- **Exercise details**: Return the entries below precisely, omitting nothing.

Given data START

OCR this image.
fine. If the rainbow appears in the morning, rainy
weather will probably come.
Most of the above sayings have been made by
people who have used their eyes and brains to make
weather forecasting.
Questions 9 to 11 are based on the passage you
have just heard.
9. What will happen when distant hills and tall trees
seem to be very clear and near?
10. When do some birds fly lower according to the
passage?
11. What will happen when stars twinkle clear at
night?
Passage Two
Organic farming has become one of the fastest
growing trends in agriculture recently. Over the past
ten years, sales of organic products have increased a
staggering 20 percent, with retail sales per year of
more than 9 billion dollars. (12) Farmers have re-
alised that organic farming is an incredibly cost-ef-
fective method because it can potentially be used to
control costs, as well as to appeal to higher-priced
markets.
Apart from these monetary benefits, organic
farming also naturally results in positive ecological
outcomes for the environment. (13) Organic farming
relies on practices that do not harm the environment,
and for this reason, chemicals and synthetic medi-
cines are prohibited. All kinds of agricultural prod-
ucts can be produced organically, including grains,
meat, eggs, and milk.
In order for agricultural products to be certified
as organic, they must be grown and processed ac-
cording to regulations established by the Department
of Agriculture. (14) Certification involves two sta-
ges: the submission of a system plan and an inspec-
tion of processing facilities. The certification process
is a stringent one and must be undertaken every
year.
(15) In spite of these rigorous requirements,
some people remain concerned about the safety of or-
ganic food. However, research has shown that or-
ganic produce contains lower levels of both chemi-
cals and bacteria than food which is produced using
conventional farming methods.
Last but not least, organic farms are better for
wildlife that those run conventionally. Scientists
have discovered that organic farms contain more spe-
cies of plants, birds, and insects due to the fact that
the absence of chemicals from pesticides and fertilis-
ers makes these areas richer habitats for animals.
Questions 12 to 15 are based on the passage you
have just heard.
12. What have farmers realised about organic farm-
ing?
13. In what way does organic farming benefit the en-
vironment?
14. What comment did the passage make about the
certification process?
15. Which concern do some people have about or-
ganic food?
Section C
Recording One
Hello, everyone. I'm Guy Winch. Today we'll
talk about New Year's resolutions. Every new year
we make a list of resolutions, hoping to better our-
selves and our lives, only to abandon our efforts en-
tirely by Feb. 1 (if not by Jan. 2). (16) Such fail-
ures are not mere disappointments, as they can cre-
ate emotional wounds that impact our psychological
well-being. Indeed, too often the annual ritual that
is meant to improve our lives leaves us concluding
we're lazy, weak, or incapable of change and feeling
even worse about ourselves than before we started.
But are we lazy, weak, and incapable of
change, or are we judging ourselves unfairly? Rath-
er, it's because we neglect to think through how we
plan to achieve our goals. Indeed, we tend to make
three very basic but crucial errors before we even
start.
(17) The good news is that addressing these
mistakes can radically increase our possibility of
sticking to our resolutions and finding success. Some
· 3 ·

Given data END

- **Result of the exercise**:
OCR this image.
fine. If the rainbow appears in the morning, rainy
weather will probably come.
Most of the above sayings have been made by
people who have used their eyes and brains to make
weather forecasting.
Questions 9 to 11 are based on the passage you
have just heard.
9. What will happen when distant hills and tall trees
seem to be very clear and near?
10. When do some birds fly lower according to the
passage?
11. What will happen when stars twinkle clear at
night?
Passage Two
Organic farming has become one of the fastest
growing trends in agriculture recently. Over the past
ten years, sales of organic products have increased a
staggering 20 percent, with retail sales per year of
more than 9 billion dollars. (12) Farmers have re-
alised that organic farming is an incredibly cost-ef-
fective method because it can potentially be used to
control costs, as well as to appeal to higher-priced
markets.
Apart from these monetary benefits, organic
farming also naturally results in positive ecological
outcomes for the environment. (13) Organic farming
relies on practices that do not harm the environment,
and for this reason, chemicals and synthetic medi-
cines are prohibited. All kinds of agricultural prod-
ucts can be produced organically, including grains,
meat, eggs, and milk.
In order for agricultural products to be certified
as organic, they must be grown and processed ac-
cording to regulations established by the Department
of Agriculture. (14) Certification involves two sta-
ges: the submission of a system plan and an inspec-
tion of processing facilities. The certification process
is a stringent one and must be undertaken every
year.
(15) In spite of these rigorous requirements,
some people remain concerned about the safety of or-
ganic food. However, research has shown that or-
ganic produce contains lower levels of both chemi-
cals and bacteria than food which is produced using
conventional farming methods.
Last but not least, organic farms are better for
wildlife that those run conventionally. Scientists
have discovered that organic farms contain more spe-
cies of plants, birds, and insects due to the fact that
the absence of chemicals from pesticides and fertilis-
ers makes these areas richer habitats for animals.
Questions 12 to 15 are based on the passage you
have just heard.
12. What have farmers realised about organic farm-
ing?
13. In what way does organic farming benefit the en-
vironment?
14. What comment did the passage make about the
certification process?
15. Which concern do some people have about or-
ganic food?
Section C
Recording One
Hello, everyone. I'm Guy Winch. Today we'll
talk about New Year's resolutions. Every new year
we make a list of resolutions, hoping to better our-
selves and our lives, only to abandon our efforts en-
tirely by Feb. 1 (if not by Jan. 2). (16) Such fail-
ures are not mere disappointments, as they can cre-
ate emotional wounds that impact our psychological
well-being. Indeed, too often the annual ritual that
is meant to improve our lives leaves us concluding
we're lazy, weak, or incapable of change and feeling
even worse about ourselves than before we started.
But are we lazy, weak, and incapable of
change, or are we judging ourselves unfairly? Rath-
er, it's because we neglect to think through how we
plan to achieve our goals. Indeed, we tend to make
three very basic but crucial errors before we even
start.
(17) The good news is that addressing these
mistakes can radically increase our possibility of
sticking to our resolutions and finding success. Some
· 3 ·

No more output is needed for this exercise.